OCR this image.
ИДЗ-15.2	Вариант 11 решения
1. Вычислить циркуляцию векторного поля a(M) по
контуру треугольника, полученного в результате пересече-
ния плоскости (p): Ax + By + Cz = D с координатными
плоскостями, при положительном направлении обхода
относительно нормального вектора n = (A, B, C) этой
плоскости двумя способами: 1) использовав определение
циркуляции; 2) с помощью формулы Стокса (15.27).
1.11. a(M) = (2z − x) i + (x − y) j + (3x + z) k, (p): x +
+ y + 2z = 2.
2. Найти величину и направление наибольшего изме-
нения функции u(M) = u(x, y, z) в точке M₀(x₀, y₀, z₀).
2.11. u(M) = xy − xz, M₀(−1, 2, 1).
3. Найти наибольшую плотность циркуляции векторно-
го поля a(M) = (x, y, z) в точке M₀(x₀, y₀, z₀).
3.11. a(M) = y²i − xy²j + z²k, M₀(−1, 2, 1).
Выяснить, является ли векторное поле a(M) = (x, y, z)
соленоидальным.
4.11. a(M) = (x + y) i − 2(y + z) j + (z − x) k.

_ _ _ _ _ _ _

- [GIVEN REQUEST]: Your task is to output the full set of records exactly as presented.

- [SOLUTION TO THIS TASK]:
OCR this image.
ИДЗ-15.2	Вариант 11 решения
1. Вычислить циркуляцию векторного поля a(M) по
контуру треугольника, полученного в результате пересече-
ния плоскости (p): Ax + By + Cz = D с координатными
плоскостями, при положительном направлении обхода
относительно нормального вектора n = (A, B, C) этой
плоскости двумя способами: 1) использовав определение
циркуляции; 2) с помощью формулы Стокса (15.27).
1.11. a(M) = (2z − x) i + (x − y) j + (3x + z) k, (p): x +
+ y + 2z = 2.
2. Найти величину и направление наибольшего изме-
нения функции u(M) = u(x, y, z) в точке M₀(x₀, y₀, z₀).
2.11. u(M) = xy − xz, M₀(−1, 2, 1).
3. Найти наибольшую плотность циркуляции векторно-
го поля a(M) = (x, y, z) в точке M₀(x₀, y₀, z₀).
3.11. a(M) = y²i − xy²j + z²k, M₀(−1, 2, 1).
Выяснить, является ли векторное поле a(M) = (x, y, z)
соленоидальным.
4.11. a(M) = (x + y) i − 2(y + z) j + (z − x) k.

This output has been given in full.